[Request]
Your task is to gather the lines below that hold the string "JSON".
++++ Input material
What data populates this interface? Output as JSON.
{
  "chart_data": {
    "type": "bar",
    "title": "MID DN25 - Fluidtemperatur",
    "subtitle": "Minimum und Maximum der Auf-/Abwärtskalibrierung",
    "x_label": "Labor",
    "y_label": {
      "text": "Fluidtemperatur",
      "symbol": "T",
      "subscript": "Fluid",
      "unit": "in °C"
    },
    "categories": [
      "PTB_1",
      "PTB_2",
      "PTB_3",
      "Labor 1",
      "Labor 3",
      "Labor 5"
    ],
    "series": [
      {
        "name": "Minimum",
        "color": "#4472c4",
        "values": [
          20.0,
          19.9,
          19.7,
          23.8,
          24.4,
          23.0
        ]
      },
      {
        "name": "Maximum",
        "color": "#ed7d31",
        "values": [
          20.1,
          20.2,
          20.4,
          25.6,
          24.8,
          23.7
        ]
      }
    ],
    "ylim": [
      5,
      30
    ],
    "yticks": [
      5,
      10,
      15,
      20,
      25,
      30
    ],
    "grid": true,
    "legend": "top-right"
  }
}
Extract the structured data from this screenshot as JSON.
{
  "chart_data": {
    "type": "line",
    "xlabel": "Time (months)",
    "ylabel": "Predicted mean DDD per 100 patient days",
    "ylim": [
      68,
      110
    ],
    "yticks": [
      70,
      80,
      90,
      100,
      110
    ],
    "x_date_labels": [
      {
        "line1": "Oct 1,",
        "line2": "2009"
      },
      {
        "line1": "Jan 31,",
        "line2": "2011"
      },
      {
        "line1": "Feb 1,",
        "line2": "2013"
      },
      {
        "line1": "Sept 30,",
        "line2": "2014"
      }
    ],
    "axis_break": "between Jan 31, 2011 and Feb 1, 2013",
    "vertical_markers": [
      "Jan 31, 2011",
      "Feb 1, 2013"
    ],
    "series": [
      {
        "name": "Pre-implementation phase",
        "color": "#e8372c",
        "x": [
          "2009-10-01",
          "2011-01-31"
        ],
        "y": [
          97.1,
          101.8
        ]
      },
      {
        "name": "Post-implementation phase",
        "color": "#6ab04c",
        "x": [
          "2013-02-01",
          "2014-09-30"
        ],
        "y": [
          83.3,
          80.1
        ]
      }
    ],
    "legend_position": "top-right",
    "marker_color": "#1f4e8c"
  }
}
++++++++
[Written solution]
What data populates this interface? Output as JSON.
Extract the structured data from this screenshot as JSON.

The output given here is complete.